__INFORMATION PROVIDED__.
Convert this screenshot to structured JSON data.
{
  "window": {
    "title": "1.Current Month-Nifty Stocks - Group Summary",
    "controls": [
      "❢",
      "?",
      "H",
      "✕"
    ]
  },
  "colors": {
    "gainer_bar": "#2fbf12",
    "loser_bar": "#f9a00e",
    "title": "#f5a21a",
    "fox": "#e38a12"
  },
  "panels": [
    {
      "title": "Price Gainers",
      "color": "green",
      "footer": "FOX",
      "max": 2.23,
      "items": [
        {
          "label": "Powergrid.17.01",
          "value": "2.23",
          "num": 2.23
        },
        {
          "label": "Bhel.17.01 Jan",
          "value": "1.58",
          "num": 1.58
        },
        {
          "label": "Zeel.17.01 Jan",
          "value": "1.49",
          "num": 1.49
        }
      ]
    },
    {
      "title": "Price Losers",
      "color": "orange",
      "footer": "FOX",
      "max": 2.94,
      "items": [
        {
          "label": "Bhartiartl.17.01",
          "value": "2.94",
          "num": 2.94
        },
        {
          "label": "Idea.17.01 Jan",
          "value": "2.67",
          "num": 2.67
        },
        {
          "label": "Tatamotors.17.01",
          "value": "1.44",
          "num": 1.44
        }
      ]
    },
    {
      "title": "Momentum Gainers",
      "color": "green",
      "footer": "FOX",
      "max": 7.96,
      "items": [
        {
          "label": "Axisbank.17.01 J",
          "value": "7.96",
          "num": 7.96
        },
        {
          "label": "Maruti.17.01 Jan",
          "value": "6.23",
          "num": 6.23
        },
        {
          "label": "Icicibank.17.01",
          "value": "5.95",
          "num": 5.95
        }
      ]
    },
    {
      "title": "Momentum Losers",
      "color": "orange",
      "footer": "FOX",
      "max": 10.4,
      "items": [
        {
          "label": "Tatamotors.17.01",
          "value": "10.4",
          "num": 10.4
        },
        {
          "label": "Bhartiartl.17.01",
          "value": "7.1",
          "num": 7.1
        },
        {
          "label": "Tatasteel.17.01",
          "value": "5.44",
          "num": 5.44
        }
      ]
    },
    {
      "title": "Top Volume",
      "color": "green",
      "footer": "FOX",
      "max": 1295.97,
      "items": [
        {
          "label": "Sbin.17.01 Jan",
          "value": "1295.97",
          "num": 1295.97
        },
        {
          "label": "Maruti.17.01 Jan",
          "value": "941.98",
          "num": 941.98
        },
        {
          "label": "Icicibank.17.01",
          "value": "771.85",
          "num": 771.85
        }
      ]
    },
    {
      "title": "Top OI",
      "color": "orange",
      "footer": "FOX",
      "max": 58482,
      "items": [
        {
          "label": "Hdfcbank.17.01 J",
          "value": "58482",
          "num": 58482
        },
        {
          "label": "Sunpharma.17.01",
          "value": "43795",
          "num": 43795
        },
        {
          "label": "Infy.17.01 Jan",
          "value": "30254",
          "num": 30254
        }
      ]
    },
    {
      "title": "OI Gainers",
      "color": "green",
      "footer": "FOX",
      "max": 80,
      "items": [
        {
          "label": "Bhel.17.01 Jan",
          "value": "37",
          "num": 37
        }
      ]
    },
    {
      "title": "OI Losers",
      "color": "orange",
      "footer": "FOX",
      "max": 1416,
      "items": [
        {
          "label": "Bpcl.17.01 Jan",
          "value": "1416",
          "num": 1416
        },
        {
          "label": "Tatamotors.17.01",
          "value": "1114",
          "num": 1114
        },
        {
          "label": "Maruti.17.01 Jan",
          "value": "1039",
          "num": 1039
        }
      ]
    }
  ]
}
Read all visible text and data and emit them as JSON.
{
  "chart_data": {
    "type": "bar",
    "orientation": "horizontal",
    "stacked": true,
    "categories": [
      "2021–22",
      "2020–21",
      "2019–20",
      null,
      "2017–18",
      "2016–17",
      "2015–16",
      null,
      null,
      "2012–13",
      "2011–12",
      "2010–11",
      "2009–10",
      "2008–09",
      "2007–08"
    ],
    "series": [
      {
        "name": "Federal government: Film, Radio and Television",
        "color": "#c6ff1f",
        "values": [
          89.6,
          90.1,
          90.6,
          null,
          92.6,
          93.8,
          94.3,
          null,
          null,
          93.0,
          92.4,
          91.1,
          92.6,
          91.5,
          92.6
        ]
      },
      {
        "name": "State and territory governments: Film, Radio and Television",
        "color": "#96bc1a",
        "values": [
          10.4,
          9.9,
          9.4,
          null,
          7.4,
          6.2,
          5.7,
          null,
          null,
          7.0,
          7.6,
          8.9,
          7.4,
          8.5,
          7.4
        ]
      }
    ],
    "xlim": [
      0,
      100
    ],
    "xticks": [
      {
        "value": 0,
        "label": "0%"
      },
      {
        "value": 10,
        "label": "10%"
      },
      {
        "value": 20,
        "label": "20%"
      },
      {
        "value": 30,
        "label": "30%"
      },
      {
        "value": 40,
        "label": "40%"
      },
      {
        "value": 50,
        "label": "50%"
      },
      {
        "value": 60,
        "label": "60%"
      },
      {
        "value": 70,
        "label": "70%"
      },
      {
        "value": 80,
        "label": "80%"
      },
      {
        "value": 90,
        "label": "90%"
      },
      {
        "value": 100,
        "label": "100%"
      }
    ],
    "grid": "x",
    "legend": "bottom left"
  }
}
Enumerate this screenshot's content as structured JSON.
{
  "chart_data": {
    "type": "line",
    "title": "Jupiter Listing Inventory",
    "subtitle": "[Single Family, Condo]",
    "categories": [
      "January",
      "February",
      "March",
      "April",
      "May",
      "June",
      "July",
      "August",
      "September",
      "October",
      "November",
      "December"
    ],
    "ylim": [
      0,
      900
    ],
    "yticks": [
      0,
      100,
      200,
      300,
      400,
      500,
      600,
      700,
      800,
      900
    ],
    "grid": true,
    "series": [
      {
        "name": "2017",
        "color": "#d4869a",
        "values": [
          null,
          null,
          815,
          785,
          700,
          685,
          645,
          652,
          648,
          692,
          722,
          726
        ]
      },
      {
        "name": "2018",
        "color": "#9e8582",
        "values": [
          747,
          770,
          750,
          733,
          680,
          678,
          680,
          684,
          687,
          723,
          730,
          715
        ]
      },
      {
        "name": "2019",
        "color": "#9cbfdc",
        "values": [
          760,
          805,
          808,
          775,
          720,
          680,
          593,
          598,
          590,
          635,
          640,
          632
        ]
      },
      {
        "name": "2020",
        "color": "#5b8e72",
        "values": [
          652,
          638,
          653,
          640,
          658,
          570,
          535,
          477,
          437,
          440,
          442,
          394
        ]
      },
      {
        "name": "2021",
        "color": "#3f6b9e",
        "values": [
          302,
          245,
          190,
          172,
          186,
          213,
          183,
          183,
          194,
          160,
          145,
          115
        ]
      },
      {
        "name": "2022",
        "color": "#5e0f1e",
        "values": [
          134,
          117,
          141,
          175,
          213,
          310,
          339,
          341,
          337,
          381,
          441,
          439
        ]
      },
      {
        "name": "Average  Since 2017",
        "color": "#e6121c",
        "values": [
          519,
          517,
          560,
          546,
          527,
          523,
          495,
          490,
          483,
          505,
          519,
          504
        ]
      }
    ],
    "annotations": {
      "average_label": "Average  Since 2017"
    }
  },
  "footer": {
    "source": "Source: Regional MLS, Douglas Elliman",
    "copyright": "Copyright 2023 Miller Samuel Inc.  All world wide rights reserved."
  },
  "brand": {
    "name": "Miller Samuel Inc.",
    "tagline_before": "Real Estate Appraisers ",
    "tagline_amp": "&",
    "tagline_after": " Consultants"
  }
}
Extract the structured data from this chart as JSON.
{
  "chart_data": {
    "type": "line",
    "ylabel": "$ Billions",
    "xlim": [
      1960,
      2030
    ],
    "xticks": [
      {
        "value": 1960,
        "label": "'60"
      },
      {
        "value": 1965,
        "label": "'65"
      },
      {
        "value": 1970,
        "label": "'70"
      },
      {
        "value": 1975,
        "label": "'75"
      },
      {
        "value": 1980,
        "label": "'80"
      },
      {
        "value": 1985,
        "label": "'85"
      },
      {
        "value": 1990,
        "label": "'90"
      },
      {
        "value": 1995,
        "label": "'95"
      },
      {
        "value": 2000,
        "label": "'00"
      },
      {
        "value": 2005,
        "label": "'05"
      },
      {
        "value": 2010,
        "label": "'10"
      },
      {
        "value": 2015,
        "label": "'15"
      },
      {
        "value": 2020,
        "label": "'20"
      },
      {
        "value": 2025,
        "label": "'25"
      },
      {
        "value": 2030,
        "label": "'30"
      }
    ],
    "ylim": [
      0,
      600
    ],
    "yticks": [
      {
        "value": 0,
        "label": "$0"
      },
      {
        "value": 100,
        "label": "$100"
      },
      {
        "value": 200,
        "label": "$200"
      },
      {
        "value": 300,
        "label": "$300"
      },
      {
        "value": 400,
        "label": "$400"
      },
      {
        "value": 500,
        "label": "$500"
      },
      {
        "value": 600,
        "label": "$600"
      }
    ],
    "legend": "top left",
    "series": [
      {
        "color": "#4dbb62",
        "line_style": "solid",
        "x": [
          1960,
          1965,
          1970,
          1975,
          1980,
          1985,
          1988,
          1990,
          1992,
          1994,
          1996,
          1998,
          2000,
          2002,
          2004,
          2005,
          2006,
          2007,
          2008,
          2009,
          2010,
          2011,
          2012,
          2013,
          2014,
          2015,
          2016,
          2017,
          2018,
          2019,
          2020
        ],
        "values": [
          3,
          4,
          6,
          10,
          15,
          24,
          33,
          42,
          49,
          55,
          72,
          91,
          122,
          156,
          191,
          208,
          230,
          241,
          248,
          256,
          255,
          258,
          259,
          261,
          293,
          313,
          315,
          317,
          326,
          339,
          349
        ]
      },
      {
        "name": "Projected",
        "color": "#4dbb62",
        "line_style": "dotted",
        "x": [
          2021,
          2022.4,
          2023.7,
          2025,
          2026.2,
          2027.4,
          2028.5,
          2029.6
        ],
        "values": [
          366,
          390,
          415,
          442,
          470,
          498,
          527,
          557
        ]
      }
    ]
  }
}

__WHAT IS BEING ASKED__.
Check every line for "name" and show the ones that have it.

__CORRECT ANSWER__.
        "name": "Federal government: Film, Radio and Television",
        "name": "State and territory governments: Film, Radio and Television",
        "name": "2017",
        "name": "2018",
        "name": "2019",
        "name": "2020",
        "name": "2021",
        "name": "2022",
        "name": "Average  Since 2017",
    "name": "Miller Samuel Inc.",
        "name": "Projected",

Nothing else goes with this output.